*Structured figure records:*
★ ★ ★ ★ ★

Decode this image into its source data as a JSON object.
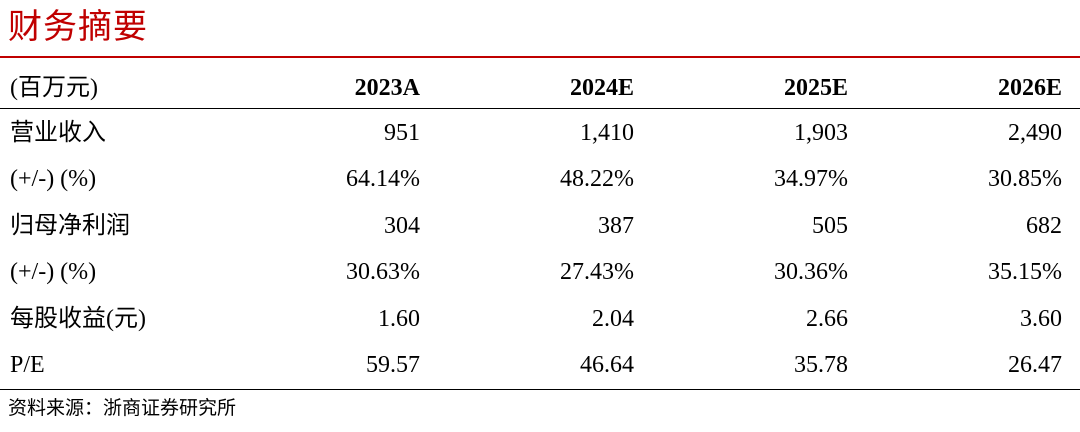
{
  "header": {
    "title": "财务摘要"
  },
  "table": {
    "columns": [
      "(百万元)",
      "2023A",
      "2024E",
      "2025E",
      "2026E"
    ],
    "rows": [
      [
        "营业收入",
        "951",
        "1,410",
        "1,903",
        "2,490"
      ],
      [
        "(+/-) (%)",
        "64.14%",
        "48.22%",
        "34.97%",
        "30.85%"
      ],
      [
        "归母净利润",
        "304",
        "387",
        "505",
        "682"
      ],
      [
        "(+/-) (%)",
        "30.63%",
        "27.43%",
        "30.36%",
        "35.15%"
      ],
      [
        "每股收益(元)",
        "1.60",
        "2.04",
        "2.66",
        "3.60"
      ],
      [
        "P/E",
        "59.57",
        "46.64",
        "35.78",
        "26.47"
      ]
    ]
  },
  "footer": {
    "source": "资料来源：浙商证券研究所"
  }
}
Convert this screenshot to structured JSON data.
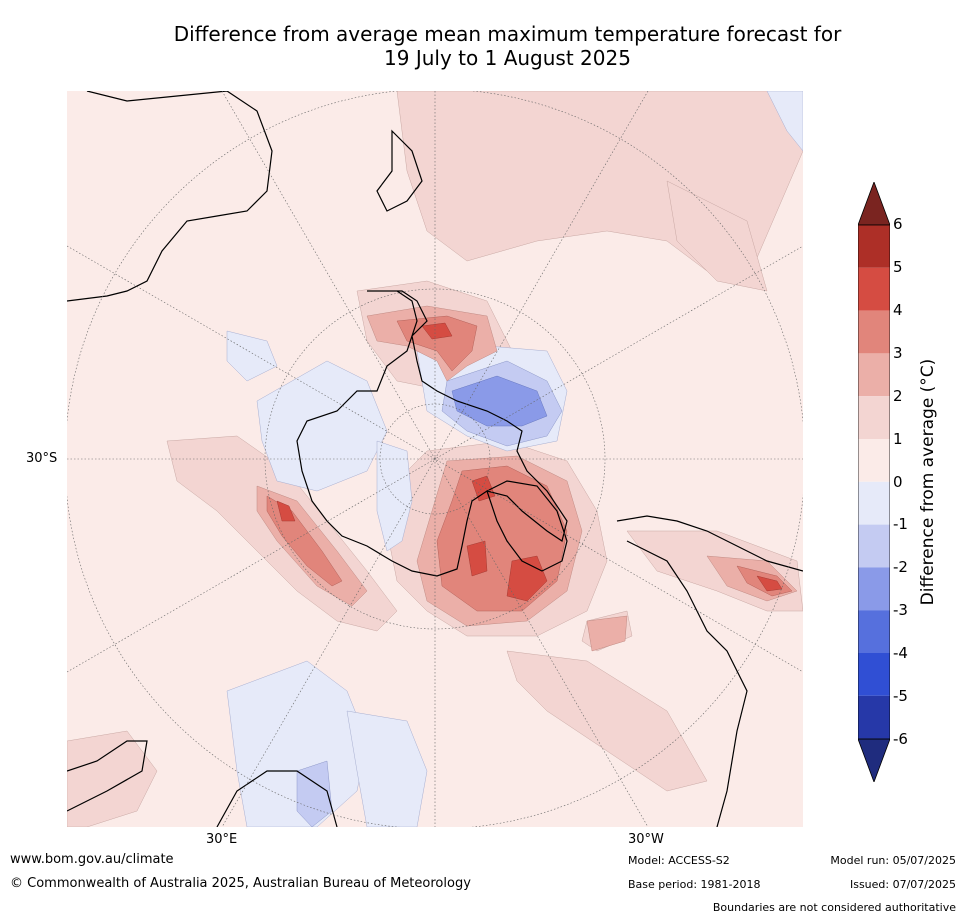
{
  "title": {
    "line1": "Difference from average mean maximum temperature forecast for",
    "line2": "19 July to 1 August 2025"
  },
  "map": {
    "projection": "south polar stereographic",
    "graticule_labels": {
      "lat_left": "30°S",
      "lon_bottom_left": "30°E",
      "lon_bottom_right": "30°W"
    },
    "colors": {
      "background_anomaly": "#fbebe8",
      "warm_1_2": "#f3d5d2",
      "warm_2_3": "#ebafa8",
      "warm_3_4": "#e1857b",
      "warm_4_5": "#d54c42",
      "cool_0_1": "#e6eaf9",
      "cool_1_2": "#c4cbf2",
      "cool_2_3": "#8a9ae8"
    }
  },
  "colorbar": {
    "label": "Difference from average (°C)",
    "ticks": [
      "6",
      "5",
      "4",
      "3",
      "2",
      "1",
      "0",
      "-1",
      "-2",
      "-3",
      "-4",
      "-5",
      "-6"
    ],
    "colors": [
      "#7a2420",
      "#ad2f27",
      "#d54c42",
      "#e1857b",
      "#ebafa8",
      "#f3d5d2",
      "#fbebe8",
      "#e6eaf9",
      "#c4cbf2",
      "#8a9ae8",
      "#5670dd",
      "#304fd4",
      "#2638a8",
      "#1f2c7e"
    ]
  },
  "footer": {
    "url": "www.bom.gov.au/climate",
    "copyright": "© Commonwealth of Australia 2025, Australian Bureau of Meteorology",
    "model": "Model: ACCESS-S2",
    "base_period": "Base period: 1981-2018",
    "model_run": "Model run: 05/07/2025",
    "issued": "Issued: 07/07/2025",
    "disclaimer": "Boundaries are not considered authoritative"
  }
}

★ ★ ★ ★ ★

*Goal:* Copy out each line that contains the word "from".

*Finished exercise:*
    "line1": "Difference from average mean maximum temperature forecast for",
    "label": "Difference from average (°C)",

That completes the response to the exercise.